Direction
Go through the records and copy each line where the word "mean" occurs.
---------- Data provided ----------
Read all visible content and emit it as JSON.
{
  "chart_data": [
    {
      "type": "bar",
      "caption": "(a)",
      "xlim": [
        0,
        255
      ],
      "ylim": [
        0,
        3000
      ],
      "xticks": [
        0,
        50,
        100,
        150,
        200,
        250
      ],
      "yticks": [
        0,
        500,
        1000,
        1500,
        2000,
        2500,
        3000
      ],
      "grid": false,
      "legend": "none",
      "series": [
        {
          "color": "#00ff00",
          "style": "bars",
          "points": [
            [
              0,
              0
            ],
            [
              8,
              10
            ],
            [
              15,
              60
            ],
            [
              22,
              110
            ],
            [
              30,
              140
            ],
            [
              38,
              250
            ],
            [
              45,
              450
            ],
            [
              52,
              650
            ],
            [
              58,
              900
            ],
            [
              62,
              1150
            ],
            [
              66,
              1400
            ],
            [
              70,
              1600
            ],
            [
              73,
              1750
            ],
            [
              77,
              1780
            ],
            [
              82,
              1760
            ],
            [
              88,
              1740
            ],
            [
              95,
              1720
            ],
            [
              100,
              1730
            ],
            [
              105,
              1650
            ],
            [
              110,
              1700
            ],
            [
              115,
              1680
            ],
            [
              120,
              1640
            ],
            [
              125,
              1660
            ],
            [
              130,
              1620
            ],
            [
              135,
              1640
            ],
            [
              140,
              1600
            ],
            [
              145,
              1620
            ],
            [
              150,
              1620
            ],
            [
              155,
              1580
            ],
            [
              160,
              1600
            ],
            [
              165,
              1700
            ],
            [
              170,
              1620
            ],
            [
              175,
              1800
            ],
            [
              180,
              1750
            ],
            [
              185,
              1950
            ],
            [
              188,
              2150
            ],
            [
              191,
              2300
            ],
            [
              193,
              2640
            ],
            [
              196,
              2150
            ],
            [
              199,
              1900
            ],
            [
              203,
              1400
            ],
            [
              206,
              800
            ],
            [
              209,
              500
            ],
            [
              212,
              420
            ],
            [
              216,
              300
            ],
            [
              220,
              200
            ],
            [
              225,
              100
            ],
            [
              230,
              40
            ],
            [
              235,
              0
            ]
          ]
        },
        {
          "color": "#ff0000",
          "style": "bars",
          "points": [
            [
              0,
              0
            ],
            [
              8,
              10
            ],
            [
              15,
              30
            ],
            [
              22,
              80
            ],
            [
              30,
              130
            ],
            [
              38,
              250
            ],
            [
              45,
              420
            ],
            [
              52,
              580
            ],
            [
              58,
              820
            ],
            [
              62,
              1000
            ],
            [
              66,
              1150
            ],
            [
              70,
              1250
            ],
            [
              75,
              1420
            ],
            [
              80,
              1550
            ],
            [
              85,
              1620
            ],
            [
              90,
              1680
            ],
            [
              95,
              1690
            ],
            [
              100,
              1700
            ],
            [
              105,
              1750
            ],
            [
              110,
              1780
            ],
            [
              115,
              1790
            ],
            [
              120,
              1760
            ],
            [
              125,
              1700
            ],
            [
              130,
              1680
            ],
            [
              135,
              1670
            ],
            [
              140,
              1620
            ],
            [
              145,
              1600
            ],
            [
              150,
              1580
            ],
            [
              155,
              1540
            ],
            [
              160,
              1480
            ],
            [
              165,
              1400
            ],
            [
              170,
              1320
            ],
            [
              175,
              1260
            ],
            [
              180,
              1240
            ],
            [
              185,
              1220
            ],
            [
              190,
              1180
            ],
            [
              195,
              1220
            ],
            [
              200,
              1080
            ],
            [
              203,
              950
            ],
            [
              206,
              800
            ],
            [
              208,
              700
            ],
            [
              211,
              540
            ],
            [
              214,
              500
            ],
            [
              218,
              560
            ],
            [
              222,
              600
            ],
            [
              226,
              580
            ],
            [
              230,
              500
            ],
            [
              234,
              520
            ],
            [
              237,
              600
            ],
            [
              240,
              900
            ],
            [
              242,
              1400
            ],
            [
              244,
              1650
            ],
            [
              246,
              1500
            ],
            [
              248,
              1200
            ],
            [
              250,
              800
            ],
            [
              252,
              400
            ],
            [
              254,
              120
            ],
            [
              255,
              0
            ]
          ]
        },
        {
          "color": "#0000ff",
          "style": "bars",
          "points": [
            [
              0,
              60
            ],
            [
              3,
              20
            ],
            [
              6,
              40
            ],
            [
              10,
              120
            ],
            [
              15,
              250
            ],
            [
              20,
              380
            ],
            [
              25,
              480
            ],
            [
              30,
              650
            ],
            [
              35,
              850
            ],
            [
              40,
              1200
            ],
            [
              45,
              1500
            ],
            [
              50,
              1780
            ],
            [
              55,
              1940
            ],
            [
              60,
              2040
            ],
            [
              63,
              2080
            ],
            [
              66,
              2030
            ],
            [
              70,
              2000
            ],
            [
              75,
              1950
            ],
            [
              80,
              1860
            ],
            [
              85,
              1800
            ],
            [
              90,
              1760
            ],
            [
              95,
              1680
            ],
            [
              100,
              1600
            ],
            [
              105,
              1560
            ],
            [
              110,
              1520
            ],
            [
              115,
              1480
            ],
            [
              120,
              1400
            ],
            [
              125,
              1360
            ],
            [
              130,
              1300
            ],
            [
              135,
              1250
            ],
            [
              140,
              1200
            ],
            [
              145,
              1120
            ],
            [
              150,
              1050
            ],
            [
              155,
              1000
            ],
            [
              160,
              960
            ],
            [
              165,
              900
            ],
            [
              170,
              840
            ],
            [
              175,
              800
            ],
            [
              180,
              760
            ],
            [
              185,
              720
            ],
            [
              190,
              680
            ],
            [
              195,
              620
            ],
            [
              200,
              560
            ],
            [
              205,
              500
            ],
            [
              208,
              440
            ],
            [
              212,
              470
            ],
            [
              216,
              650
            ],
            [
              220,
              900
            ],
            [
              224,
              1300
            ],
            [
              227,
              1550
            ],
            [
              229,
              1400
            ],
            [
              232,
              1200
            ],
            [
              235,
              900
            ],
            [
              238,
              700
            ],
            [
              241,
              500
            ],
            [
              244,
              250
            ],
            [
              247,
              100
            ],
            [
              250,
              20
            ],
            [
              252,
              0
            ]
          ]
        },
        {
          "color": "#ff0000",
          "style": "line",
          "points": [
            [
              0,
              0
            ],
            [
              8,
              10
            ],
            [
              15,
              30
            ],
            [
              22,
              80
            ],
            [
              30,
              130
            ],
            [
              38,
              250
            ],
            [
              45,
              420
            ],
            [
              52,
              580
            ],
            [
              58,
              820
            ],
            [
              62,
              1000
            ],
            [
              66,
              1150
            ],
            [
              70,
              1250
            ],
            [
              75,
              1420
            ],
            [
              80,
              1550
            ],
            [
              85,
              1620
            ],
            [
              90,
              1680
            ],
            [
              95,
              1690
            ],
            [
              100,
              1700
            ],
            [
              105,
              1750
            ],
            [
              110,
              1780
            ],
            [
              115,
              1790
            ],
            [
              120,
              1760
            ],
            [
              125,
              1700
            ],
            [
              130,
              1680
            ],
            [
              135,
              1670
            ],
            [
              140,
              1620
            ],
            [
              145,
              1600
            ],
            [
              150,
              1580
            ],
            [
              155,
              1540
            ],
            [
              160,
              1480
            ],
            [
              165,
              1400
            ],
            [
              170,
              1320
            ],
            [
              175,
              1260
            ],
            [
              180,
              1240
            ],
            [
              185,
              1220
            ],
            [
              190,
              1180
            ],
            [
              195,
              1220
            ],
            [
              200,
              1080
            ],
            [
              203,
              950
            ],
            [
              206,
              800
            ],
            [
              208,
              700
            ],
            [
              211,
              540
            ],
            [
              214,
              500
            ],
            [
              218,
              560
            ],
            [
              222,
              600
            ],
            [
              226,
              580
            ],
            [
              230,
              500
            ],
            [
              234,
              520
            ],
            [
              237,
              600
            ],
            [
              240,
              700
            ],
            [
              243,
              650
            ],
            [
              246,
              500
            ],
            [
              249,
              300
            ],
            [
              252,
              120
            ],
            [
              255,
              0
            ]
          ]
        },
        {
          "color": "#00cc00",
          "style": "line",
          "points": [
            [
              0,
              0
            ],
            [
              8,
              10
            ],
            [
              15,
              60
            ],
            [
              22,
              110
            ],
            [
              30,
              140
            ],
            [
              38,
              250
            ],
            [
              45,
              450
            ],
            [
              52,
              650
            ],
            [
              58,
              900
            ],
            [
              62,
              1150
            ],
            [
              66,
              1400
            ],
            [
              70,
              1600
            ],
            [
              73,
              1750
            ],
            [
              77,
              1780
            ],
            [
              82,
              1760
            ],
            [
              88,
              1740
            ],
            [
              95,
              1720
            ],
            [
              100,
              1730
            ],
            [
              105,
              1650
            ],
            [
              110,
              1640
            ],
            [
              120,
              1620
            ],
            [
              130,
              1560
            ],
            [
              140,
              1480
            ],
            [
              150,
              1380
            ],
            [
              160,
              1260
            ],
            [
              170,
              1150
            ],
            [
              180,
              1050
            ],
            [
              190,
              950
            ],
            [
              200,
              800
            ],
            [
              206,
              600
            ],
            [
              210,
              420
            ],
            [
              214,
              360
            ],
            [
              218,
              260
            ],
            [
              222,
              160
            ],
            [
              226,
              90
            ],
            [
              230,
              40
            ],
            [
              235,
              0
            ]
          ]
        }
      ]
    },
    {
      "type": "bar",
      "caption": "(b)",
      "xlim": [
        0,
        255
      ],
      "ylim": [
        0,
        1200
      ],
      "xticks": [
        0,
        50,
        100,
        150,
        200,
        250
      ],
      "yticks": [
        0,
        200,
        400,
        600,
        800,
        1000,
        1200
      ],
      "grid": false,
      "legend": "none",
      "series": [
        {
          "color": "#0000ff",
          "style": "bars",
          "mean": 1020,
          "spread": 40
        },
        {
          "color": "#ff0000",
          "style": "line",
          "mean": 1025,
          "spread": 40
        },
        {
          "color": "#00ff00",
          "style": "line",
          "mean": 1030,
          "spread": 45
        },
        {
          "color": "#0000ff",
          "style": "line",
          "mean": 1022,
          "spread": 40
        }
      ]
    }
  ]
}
----------
Final result
          "mean": 1020,
          "mean": 1025,
          "mean": 1030,
          "mean": 1022,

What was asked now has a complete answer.